→ **Objective**:
Output the full material exactly as it appears here.

(Dataset items)
______

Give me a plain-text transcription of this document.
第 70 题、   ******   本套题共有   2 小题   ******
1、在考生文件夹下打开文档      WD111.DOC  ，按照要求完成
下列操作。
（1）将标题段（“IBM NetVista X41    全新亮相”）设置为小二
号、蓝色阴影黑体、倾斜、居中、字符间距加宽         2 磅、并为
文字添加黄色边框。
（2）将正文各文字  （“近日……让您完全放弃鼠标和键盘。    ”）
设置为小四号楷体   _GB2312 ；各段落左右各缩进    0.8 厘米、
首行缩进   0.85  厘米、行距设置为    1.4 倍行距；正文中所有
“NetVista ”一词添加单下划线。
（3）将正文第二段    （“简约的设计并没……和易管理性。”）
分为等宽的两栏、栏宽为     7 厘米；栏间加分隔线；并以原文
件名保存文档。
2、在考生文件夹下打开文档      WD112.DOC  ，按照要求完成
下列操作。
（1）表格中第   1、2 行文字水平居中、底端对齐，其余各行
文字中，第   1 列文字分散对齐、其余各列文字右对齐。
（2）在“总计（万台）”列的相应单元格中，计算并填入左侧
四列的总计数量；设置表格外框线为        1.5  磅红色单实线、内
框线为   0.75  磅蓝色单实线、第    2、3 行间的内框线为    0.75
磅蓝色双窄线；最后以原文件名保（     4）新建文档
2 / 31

______

→ **Response for this exercise**:
Give me a plain-text transcription of this document.
第 70 题、   ******   本套题共有   2 小题   ******
1、在考生文件夹下打开文档      WD111.DOC  ，按照要求完成
下列操作。
（1）将标题段（“IBM NetVista X41    全新亮相”）设置为小二
号、蓝色阴影黑体、倾斜、居中、字符间距加宽         2 磅、并为
文字添加黄色边框。
（2）将正文各文字  （“近日……让您完全放弃鼠标和键盘。    ”）
设置为小四号楷体   _GB2312 ；各段落左右各缩进    0.8 厘米、
首行缩进   0.85  厘米、行距设置为    1.4 倍行距；正文中所有
“NetVista ”一词添加单下划线。
（3）将正文第二段    （“简约的设计并没……和易管理性。”）
分为等宽的两栏、栏宽为     7 厘米；栏间加分隔线；并以原文
件名保存文档。
2、在考生文件夹下打开文档      WD112.DOC  ，按照要求完成
下列操作。
（1）表格中第   1、2 行文字水平居中、底端对齐，其余各行
文字中，第   1 列文字分散对齐、其余各列文字右对齐。
（2）在“总计（万台）”列的相应单元格中，计算并填入左侧
四列的总计数量；设置表格外框线为        1.5  磅红色单实线、内
框线为   0.75  磅蓝色单实线、第    2、3 行间的内框线为    0.75
磅蓝色双窄线；最后以原文件名保（     4）新建文档
2 / 31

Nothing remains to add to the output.